## START

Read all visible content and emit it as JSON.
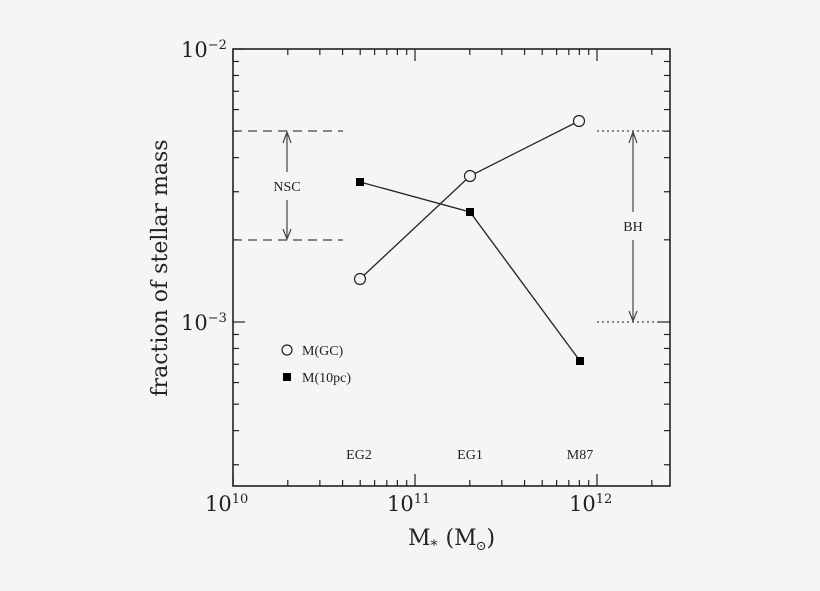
{
  "chart_data": {
    "type": "line",
    "title": "",
    "xlabel": "M* (M⊙)",
    "ylabel": "fraction of stellar mass",
    "xscale": "log",
    "yscale": "log",
    "xlim": [
      10000000000.0,
      2500000000000.0
    ],
    "ylim": [
      0.00025,
      0.01
    ],
    "x_ticks": [
      "10^10",
      "10^11",
      "10^12"
    ],
    "y_ticks": [
      "10^-3",
      "10^-2"
    ],
    "grid": false,
    "categories": [
      "EG2",
      "EG1",
      "M87"
    ],
    "x": [
      50000000000.0,
      200000000000.0,
      800000000000.0
    ],
    "series": [
      {
        "name": "M(GC)",
        "marker": "open-circle",
        "values": [
          0.00144,
          0.00343,
          0.00544
        ]
      },
      {
        "name": "M(10pc)",
        "marker": "filled-square",
        "values": [
          0.00326,
          0.00253,
          0.00072
        ]
      }
    ],
    "annotations": [
      {
        "label": "NSC",
        "style": "dashed",
        "range": [
          0.002,
          0.005
        ],
        "x_span": [
          10000000000.0,
          40000000000.0
        ]
      },
      {
        "label": "BH",
        "style": "dotted",
        "range": [
          0.001,
          0.005
        ],
        "x_span": [
          1000000000000.0,
          2500000000000.0
        ]
      }
    ],
    "legend_position": "lower-left"
  },
  "labels": {
    "xlabel_main": "M",
    "xlabel_sub": "*",
    "xlabel_unit_open": "(M",
    "xlabel_unit_close": ")",
    "ylabel": "fraction of stellar mass",
    "xtick_base": "10",
    "xtick_exp": [
      "10",
      "11",
      "12"
    ],
    "ytick_base": "10",
    "ytick_exp": [
      "−3",
      "−2"
    ],
    "galaxies": [
      "EG2",
      "EG1",
      "M87"
    ],
    "nsc": "NSC",
    "bh": "BH",
    "legend": [
      "M(GC)",
      "M(10pc)"
    ]
  }
}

## END

*SHORT TASK*: Send back the data above word for word, with the pictures left out.

*PROBLEM SOLUTION*:
Read all visible content and emit it as JSON.
{
  "chart_data": {
    "type": "line",
    "title": "",
    "xlabel": "M* (M⊙)",
    "ylabel": "fraction of stellar mass",
    "xscale": "log",
    "yscale": "log",
    "xlim": [
      10000000000.0,
      2500000000000.0
    ],
    "ylim": [
      0.00025,
      0.01
    ],
    "x_ticks": [
      "10^10",
      "10^11",
      "10^12"
    ],
    "y_ticks": [
      "10^-3",
      "10^-2"
    ],
    "grid": false,
    "categories": [
      "EG2",
      "EG1",
      "M87"
    ],
    "x": [
      50000000000.0,
      200000000000.0,
      800000000000.0
    ],
    "series": [
      {
        "name": "M(GC)",
        "marker": "open-circle",
        "values": [
          0.00144,
          0.00343,
          0.00544
        ]
      },
      {
        "name": "M(10pc)",
        "marker": "filled-square",
        "values": [
          0.00326,
          0.00253,
          0.00072
        ]
      }
    ],
    "annotations": [
      {
        "label": "NSC",
        "style": "dashed",
        "range": [
          0.002,
          0.005
        ],
        "x_span": [
          10000000000.0,
          40000000000.0
        ]
      },
      {
        "label": "BH",
        "style": "dotted",
        "range": [
          0.001,
          0.005
        ],
        "x_span": [
          1000000000000.0,
          2500000000000.0
        ]
      }
    ],
    "legend_position": "lower-left"
  },
  "labels": {
    "xlabel_main": "M",
    "xlabel_sub": "*",
    "xlabel_unit_open": "(M",
    "xlabel_unit_close": ")",
    "ylabel": "fraction of stellar mass",
    "xtick_base": "10",
    "xtick_exp": [
      "10",
      "11",
      "12"
    ],
    "ytick_base": "10",
    "ytick_exp": [
      "−3",
      "−2"
    ],
    "galaxies": [
      "EG2",
      "EG1",
      "M87"
    ],
    "nsc": "NSC",
    "bh": "BH",
    "legend": [
      "M(GC)",
      "M(10pc)"
    ]
  }
}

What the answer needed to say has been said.